GIVEN EXERCISE:
Quote the data below in full, minus the images.

DATA PROVIDED:
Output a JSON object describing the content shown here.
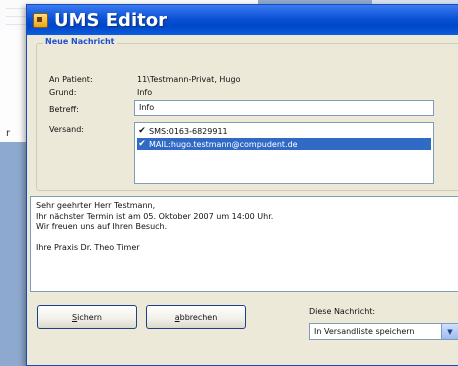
{
  "background": {
    "fragment_text": "r"
  },
  "window": {
    "title": "UMS Editor"
  },
  "group": {
    "label": "Neue Nachricht"
  },
  "fields": {
    "patient_label": "An Patient:",
    "patient_value": "11\\Testmann-Privat, Hugo",
    "reason_label": "Grund:",
    "reason_value": "Info",
    "subject_label": "Betreff:",
    "subject_value": "Info",
    "dispatch_label": "Versand:"
  },
  "dispatch_items": [
    {
      "label": "SMS:0163-6829911",
      "checked": true,
      "selected": false
    },
    {
      "label": "MAIL:hugo.testmann@compudent.de",
      "checked": true,
      "selected": true
    }
  ],
  "message_lines": [
    "Sehr geehrter Herr Testmann,",
    "Ihr nächster Termin ist am 05. Oktober 2007 um 14:00 Uhr.",
    "Wir freuen uns auf Ihren Besuch.",
    "",
    "Ihre Praxis Dr. Theo Timer"
  ],
  "buttons": {
    "save": "Sichern",
    "cancel": "abbrechen"
  },
  "message_option": {
    "label": "Diese Nachricht:",
    "selected": "In Versandliste speichern"
  },
  "colors": {
    "titlebar": "#0a52d6",
    "accent": "#2050d0",
    "selection": "#316ac5"
  }
}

RESPONSE:
Output a JSON object describing the content shown here.
{
  "background": {
    "fragment_text": "r"
  },
  "window": {
    "title": "UMS Editor"
  },
  "group": {
    "label": "Neue Nachricht"
  },
  "fields": {
    "patient_label": "An Patient:",
    "patient_value": "11\\Testmann-Privat, Hugo",
    "reason_label": "Grund:",
    "reason_value": "Info",
    "subject_label": "Betreff:",
    "subject_value": "Info",
    "dispatch_label": "Versand:"
  },
  "dispatch_items": [
    {
      "label": "SMS:0163-6829911",
      "checked": true,
      "selected": false
    },
    {
      "label": "MAIL:hugo.testmann@compudent.de",
      "checked": true,
      "selected": true
    }
  ],
  "message_lines": [
    "Sehr geehrter Herr Testmann,",
    "Ihr nächster Termin ist am 05. Oktober 2007 um 14:00 Uhr.",
    "Wir freuen uns auf Ihren Besuch.",
    "",
    "Ihre Praxis Dr. Theo Timer"
  ],
  "buttons": {
    "save": "Sichern",
    "cancel": "abbrechen"
  },
  "message_option": {
    "label": "Diese Nachricht:",
    "selected": "In Versandliste speichern"
  },
  "colors": {
    "titlebar": "#0a52d6",
    "accent": "#2050d0",
    "selection": "#316ac5"
  }
}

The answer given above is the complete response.